• Set task
All lines featuring the string "MagicalAnalysis" are to be listed.

Entries with figure data:
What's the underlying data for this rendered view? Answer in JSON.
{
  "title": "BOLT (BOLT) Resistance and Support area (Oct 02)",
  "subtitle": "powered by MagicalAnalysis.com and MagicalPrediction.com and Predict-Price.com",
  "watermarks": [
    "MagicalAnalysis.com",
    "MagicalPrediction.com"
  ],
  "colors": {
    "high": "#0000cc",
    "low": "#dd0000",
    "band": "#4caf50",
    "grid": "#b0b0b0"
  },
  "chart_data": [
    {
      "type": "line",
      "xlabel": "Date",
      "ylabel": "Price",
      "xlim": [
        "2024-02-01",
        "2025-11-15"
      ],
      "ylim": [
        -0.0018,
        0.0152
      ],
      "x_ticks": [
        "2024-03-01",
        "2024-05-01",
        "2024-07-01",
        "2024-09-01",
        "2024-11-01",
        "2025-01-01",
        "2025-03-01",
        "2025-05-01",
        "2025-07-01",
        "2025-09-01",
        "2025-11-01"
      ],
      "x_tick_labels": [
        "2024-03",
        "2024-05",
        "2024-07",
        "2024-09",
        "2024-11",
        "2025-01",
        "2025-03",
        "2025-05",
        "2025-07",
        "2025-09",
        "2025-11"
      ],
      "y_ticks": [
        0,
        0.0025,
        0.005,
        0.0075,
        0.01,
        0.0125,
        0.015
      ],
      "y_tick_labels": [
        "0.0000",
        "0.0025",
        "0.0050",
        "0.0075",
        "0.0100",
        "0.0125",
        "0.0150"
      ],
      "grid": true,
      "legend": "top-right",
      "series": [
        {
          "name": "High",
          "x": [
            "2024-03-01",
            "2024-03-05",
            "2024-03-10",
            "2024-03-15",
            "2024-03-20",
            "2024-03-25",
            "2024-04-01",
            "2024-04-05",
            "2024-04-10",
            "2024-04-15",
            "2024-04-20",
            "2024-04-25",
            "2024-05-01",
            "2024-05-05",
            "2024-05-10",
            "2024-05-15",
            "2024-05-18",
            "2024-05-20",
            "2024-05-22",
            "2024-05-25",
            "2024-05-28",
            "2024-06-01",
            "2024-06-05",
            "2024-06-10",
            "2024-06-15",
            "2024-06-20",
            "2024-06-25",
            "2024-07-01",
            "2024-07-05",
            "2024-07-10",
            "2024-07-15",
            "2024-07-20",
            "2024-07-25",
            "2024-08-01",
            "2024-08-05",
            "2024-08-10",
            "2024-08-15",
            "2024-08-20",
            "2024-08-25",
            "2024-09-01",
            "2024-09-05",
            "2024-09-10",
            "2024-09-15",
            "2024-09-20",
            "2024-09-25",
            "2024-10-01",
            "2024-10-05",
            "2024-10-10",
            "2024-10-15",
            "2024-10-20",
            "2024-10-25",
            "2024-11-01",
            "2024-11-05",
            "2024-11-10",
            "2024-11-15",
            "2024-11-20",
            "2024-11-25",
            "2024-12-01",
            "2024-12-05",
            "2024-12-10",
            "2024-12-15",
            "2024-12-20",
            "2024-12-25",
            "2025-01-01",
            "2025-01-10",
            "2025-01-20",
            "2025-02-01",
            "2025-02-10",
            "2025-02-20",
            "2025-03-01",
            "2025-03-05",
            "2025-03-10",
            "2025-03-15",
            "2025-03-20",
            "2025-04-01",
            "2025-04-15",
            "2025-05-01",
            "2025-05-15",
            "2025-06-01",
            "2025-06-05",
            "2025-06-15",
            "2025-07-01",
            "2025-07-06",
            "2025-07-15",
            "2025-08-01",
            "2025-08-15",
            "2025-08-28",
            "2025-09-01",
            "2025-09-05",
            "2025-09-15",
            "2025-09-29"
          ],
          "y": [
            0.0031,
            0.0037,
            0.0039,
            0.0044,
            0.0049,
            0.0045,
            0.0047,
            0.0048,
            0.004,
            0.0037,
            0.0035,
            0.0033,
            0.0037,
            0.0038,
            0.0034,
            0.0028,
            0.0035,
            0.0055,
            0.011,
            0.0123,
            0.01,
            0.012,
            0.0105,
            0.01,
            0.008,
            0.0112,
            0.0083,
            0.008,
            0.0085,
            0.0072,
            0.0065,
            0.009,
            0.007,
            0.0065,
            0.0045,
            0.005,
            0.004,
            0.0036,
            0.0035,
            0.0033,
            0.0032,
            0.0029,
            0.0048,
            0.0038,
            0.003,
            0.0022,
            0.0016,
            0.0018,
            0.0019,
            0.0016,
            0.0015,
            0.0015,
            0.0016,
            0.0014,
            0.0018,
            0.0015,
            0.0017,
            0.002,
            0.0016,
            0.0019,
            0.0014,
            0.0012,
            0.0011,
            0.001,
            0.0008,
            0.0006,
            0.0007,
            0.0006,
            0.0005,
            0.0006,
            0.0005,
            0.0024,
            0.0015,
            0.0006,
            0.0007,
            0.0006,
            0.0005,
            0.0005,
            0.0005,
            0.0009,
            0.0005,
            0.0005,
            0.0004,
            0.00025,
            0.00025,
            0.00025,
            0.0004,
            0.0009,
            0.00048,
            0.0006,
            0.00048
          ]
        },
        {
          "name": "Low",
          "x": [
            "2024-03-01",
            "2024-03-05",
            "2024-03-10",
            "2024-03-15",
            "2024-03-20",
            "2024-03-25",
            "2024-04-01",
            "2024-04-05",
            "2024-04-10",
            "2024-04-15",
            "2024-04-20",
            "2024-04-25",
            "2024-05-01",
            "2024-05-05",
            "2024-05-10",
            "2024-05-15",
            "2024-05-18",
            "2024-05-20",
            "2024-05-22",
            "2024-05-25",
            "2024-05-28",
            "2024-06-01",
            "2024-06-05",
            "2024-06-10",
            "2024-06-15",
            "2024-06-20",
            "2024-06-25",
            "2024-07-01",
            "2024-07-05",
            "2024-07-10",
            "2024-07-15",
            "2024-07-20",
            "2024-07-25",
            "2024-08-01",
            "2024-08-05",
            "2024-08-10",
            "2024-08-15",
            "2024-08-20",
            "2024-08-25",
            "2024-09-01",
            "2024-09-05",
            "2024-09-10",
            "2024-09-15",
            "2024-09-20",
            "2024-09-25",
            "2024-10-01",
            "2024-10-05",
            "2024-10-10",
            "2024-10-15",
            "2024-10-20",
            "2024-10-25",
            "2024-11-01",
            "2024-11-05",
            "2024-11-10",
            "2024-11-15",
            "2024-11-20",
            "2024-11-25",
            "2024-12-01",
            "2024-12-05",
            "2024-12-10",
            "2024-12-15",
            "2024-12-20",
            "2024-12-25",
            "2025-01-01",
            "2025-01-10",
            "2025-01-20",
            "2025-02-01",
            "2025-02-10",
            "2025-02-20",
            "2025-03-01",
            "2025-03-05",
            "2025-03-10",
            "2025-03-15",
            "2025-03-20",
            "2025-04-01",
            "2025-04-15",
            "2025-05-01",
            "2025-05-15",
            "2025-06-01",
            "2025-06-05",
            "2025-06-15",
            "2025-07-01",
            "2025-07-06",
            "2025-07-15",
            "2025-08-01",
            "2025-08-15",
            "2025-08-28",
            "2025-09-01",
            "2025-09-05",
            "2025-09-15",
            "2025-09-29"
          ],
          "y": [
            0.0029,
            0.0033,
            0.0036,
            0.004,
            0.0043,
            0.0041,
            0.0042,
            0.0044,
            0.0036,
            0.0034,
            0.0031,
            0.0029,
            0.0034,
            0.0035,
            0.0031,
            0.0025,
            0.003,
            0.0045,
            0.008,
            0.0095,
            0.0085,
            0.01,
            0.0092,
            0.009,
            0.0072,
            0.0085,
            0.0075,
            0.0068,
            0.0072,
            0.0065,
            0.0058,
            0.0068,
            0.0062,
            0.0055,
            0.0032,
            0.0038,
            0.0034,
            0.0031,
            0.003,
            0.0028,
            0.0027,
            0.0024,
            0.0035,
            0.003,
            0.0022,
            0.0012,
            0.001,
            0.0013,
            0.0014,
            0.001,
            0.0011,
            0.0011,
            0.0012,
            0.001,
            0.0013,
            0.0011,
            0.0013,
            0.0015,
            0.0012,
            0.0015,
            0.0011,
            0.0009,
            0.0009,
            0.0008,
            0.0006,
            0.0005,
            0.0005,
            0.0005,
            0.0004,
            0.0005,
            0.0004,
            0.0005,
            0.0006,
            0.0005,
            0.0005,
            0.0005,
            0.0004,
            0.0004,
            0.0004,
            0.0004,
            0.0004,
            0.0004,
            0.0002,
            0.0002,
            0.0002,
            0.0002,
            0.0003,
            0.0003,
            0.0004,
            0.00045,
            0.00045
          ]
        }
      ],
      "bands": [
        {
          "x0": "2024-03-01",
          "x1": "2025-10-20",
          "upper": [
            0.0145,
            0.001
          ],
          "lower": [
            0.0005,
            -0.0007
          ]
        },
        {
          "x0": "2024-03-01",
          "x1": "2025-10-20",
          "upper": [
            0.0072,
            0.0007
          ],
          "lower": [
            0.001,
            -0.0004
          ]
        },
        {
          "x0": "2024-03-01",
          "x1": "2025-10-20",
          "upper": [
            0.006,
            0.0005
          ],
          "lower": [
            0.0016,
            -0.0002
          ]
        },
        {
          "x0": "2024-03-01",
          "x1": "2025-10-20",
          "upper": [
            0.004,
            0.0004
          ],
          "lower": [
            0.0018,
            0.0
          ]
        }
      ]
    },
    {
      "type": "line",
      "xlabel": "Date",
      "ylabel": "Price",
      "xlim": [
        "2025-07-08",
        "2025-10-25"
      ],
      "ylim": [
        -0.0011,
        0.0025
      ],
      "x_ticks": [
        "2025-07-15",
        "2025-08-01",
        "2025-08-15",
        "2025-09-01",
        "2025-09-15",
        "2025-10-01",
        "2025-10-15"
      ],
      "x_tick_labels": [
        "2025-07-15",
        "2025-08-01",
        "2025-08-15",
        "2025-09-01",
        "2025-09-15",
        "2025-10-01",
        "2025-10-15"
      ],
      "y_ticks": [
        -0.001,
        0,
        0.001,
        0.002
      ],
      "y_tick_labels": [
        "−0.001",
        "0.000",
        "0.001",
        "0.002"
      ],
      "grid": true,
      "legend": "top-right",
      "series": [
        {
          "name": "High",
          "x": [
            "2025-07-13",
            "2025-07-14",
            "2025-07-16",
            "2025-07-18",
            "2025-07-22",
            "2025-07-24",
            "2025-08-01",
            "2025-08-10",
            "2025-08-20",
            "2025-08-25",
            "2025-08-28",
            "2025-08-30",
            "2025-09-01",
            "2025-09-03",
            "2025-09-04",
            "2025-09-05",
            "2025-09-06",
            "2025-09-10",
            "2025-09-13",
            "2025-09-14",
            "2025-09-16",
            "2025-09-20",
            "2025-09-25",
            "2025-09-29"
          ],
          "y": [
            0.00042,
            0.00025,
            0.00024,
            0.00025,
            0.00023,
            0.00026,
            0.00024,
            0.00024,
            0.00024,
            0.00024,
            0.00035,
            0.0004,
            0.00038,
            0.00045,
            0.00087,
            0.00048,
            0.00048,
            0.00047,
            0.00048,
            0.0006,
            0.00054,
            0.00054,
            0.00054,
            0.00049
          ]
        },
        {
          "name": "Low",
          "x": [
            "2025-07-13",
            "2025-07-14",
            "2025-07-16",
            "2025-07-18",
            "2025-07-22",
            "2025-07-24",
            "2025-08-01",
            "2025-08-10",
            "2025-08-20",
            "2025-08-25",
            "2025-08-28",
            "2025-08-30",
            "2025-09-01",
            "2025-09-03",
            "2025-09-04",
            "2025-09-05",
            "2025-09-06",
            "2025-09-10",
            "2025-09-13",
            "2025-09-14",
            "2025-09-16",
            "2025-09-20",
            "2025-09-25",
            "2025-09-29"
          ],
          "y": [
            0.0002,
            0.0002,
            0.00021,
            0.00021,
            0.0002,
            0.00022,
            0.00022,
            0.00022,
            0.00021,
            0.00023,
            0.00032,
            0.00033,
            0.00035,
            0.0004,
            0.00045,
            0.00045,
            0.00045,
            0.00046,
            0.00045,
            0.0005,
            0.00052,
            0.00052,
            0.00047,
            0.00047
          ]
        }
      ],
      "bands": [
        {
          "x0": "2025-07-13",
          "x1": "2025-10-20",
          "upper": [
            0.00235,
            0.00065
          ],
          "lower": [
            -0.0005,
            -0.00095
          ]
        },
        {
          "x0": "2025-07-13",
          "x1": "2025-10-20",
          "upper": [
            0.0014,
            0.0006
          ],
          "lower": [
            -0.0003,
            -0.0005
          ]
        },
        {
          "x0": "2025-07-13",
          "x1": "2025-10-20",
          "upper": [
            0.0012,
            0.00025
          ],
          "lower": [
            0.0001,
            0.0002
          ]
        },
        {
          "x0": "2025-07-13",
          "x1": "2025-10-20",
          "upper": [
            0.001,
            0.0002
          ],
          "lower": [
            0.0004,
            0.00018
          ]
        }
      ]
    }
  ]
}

• Result of the task
  "subtitle": "powered by MagicalAnalysis.com and MagicalPrediction.com and Predict-Price.com",
    "MagicalAnalysis.com",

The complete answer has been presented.